> **EXERCISE INPUT**
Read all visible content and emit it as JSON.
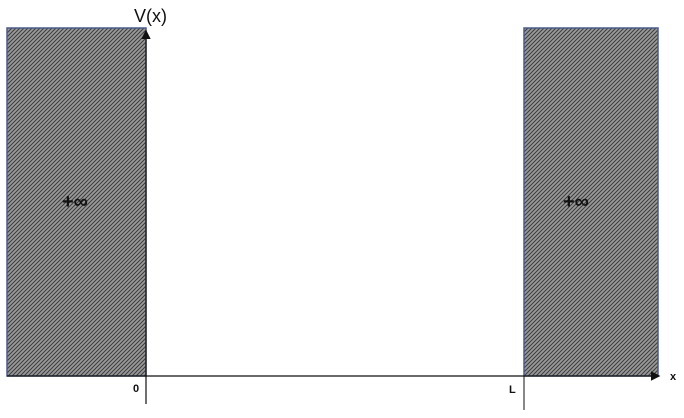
{
  "diagram": {
    "y_axis_label": "V(x)",
    "x_axis_label": "x",
    "origin_label": "0",
    "right_wall_position_label": "L",
    "left_wall_label": "+∞",
    "right_wall_label": "+∞",
    "wall_fill_color": "#7a7a7a",
    "wall_border_color": "#4a5a8a"
  }
}
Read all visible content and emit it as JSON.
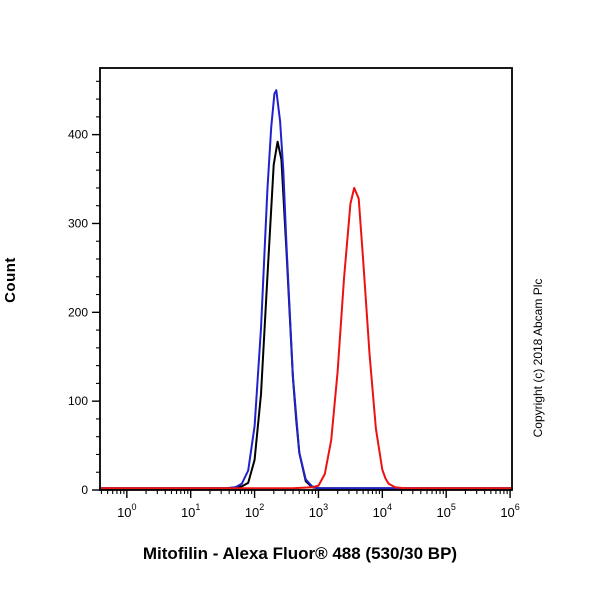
{
  "figure": {
    "ylabel": "Count",
    "xlabel": "Mitofilin - Alexa Fluor® 488 (530/30 BP)",
    "copyright": "Copyright (c) 2018 Abcam Plc"
  },
  "chart_data": {
    "type": "line",
    "subtype": "flow-cytometry-histogram-overlay",
    "title": "",
    "xlabel": "Mitofilin - Alexa Fluor® 488 (530/30 BP)",
    "ylabel": "Count",
    "x_scale": "log10",
    "xlim_log10": [
      -0.42,
      6.03
    ],
    "ylim": [
      0,
      475
    ],
    "x_tick_base": "10",
    "x_tick_exponents": [
      0,
      1,
      2,
      3,
      4,
      5,
      6
    ],
    "y_ticks": [
      0,
      100,
      200,
      300,
      400
    ],
    "y_minor_step": 20,
    "grid": false,
    "legend": false,
    "frame_color": "#000000",
    "peaks": [
      {
        "series": "blue-sample",
        "x_approx": 220,
        "peak_count": 450
      },
      {
        "series": "black-control",
        "x_approx": 230,
        "peak_count": 392
      },
      {
        "series": "red-sample",
        "x_approx": 3600,
        "peak_count": 340
      }
    ],
    "series": [
      {
        "name": "black-control",
        "color": "#000000",
        "points_log10x_count": [
          [
            -0.42,
            2
          ],
          [
            1.2,
            2
          ],
          [
            1.6,
            2
          ],
          [
            1.8,
            4
          ],
          [
            1.9,
            8
          ],
          [
            2.0,
            34
          ],
          [
            2.1,
            108
          ],
          [
            2.2,
            240
          ],
          [
            2.3,
            366
          ],
          [
            2.36,
            392
          ],
          [
            2.42,
            372
          ],
          [
            2.5,
            268
          ],
          [
            2.6,
            127
          ],
          [
            2.65,
            80
          ],
          [
            2.7,
            42
          ],
          [
            2.8,
            10
          ],
          [
            2.9,
            3
          ],
          [
            3.0,
            2
          ],
          [
            4.5,
            2
          ],
          [
            6.03,
            2
          ]
        ]
      },
      {
        "name": "blue-sample",
        "color": "#2222cc",
        "points_log10x_count": [
          [
            -0.42,
            2
          ],
          [
            1.2,
            2
          ],
          [
            1.55,
            2
          ],
          [
            1.7,
            3
          ],
          [
            1.8,
            7
          ],
          [
            1.9,
            22
          ],
          [
            2.0,
            72
          ],
          [
            2.1,
            182
          ],
          [
            2.2,
            338
          ],
          [
            2.26,
            408
          ],
          [
            2.31,
            446
          ],
          [
            2.34,
            450
          ],
          [
            2.4,
            415
          ],
          [
            2.45,
            360
          ],
          [
            2.5,
            275
          ],
          [
            2.6,
            128
          ],
          [
            2.7,
            42
          ],
          [
            2.8,
            12
          ],
          [
            2.9,
            4
          ],
          [
            3.0,
            2
          ],
          [
            4.5,
            2
          ],
          [
            6.03,
            2
          ]
        ]
      },
      {
        "name": "red-sample",
        "color": "#ee1111",
        "points_log10x_count": [
          [
            -0.42,
            2
          ],
          [
            2.0,
            2
          ],
          [
            2.6,
            2
          ],
          [
            2.9,
            3
          ],
          [
            3.0,
            5
          ],
          [
            3.1,
            18
          ],
          [
            3.2,
            56
          ],
          [
            3.3,
            133
          ],
          [
            3.4,
            238
          ],
          [
            3.5,
            322
          ],
          [
            3.56,
            340
          ],
          [
            3.63,
            328
          ],
          [
            3.7,
            258
          ],
          [
            3.8,
            152
          ],
          [
            3.9,
            69
          ],
          [
            4.0,
            23
          ],
          [
            4.05,
            13
          ],
          [
            4.1,
            7
          ],
          [
            4.2,
            3
          ],
          [
            4.35,
            2
          ],
          [
            6.03,
            2
          ]
        ]
      }
    ]
  }
}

> **PROBLEM TO WORK ON**
Each line of the data is to be duplicated exactly; pictures stay out of the copy.

> **TASK ANSWER**
Read all visible content and emit it as JSON.
{
  "diagram": {
    "y_axis_label": "V(x)",
    "x_axis_label": "x",
    "origin_label": "0",
    "right_wall_position_label": "L",
    "left_wall_label": "+∞",
    "right_wall_label": "+∞",
    "wall_fill_color": "#7a7a7a",
    "wall_border_color": "#4a5a8a"
  }
}
Read all visible content and emit it as JSON.
{
  "figure": {
    "ylabel": "Count",
    "xlabel": "Mitofilin - Alexa Fluor® 488 (530/30 BP)",
    "copyright": "Copyright (c) 2018 Abcam Plc"
  },
  "chart_data": {
    "type": "line",
    "subtype": "flow-cytometry-histogram-overlay",
    "title": "",
    "xlabel": "Mitofilin - Alexa Fluor® 488 (530/30 BP)",
    "ylabel": "Count",
    "x_scale": "log10",
    "xlim_log10": [
      -0.42,
      6.03
    ],
    "ylim": [
      0,
      475
    ],
    "x_tick_base": "10",
    "x_tick_exponents": [
      0,
      1,
      2,
      3,
      4,
      5,
      6
    ],
    "y_ticks": [
      0,
      100,
      200,
      300,
      400
    ],
    "y_minor_step": 20,
    "grid": false,
    "legend": false,
    "frame_color": "#000000",
    "peaks": [
      {
        "series": "blue-sample",
        "x_approx": 220,
        "peak_count": 450
      },
      {
        "series": "black-control",
        "x_approx": 230,
        "peak_count": 392
      },
      {
        "series": "red-sample",
        "x_approx": 3600,
        "peak_count": 340
      }
    ],
    "series": [
      {
        "name": "black-control",
        "color": "#000000",
        "points_log10x_count": [
          [
            -0.42,
            2
          ],
          [
            1.2,
            2
          ],
          [
            1.6,
            2
          ],
          [
            1.8,
            4
          ],
          [
            1.9,
            8
          ],
          [
            2.0,
            34
          ],
          [
            2.1,
            108
          ],
          [
            2.2,
            240
          ],
          [
            2.3,
            366
          ],
          [
            2.36,
            392
          ],
          [
            2.42,
            372
          ],
          [
            2.5,
            268
          ],
          [
            2.6,
            127
          ],
          [
            2.65,
            80
          ],
          [
            2.7,
            42
          ],
          [
            2.8,
            10
          ],
          [
            2.9,
            3
          ],
          [
            3.0,
            2
          ],
          [
            4.5,
            2
          ],
          [
            6.03,
            2
          ]
        ]
      },
      {
        "name": "blue-sample",
        "color": "#2222cc",
        "points_log10x_count": [
          [
            -0.42,
            2
          ],
          [
            1.2,
            2
          ],
          [
            1.55,
            2
          ],
          [
            1.7,
            3
          ],
          [
            1.8,
            7
          ],
          [
            1.9,
            22
          ],
          [
            2.0,
            72
          ],
          [
            2.1,
            182
          ],
          [
            2.2,
            338
          ],
          [
            2.26,
            408
          ],
          [
            2.31,
            446
          ],
          [
            2.34,
            450
          ],
          [
            2.4,
            415
          ],
          [
            2.45,
            360
          ],
          [
            2.5,
            275
          ],
          [
            2.6,
            128
          ],
          [
            2.7,
            42
          ],
          [
            2.8,
            12
          ],
          [
            2.9,
            4
          ],
          [
            3.0,
            2
          ],
          [
            4.5,
            2
          ],
          [
            6.03,
            2
          ]
        ]
      },
      {
        "name": "red-sample",
        "color": "#ee1111",
        "points_log10x_count": [
          [
            -0.42,
            2
          ],
          [
            2.0,
            2
          ],
          [
            2.6,
            2
          ],
          [
            2.9,
            3
          ],
          [
            3.0,
            5
          ],
          [
            3.1,
            18
          ],
          [
            3.2,
            56
          ],
          [
            3.3,
            133
          ],
          [
            3.4,
            238
          ],
          [
            3.5,
            322
          ],
          [
            3.56,
            340
          ],
          [
            3.63,
            328
          ],
          [
            3.7,
            258
          ],
          [
            3.8,
            152
          ],
          [
            3.9,
            69
          ],
          [
            4.0,
            23
          ],
          [
            4.05,
            13
          ],
          [
            4.1,
            7
          ],
          [
            4.2,
            3
          ],
          [
            4.35,
            2
          ],
          [
            6.03,
            2
          ]
        ]
      }
    ]
  }
}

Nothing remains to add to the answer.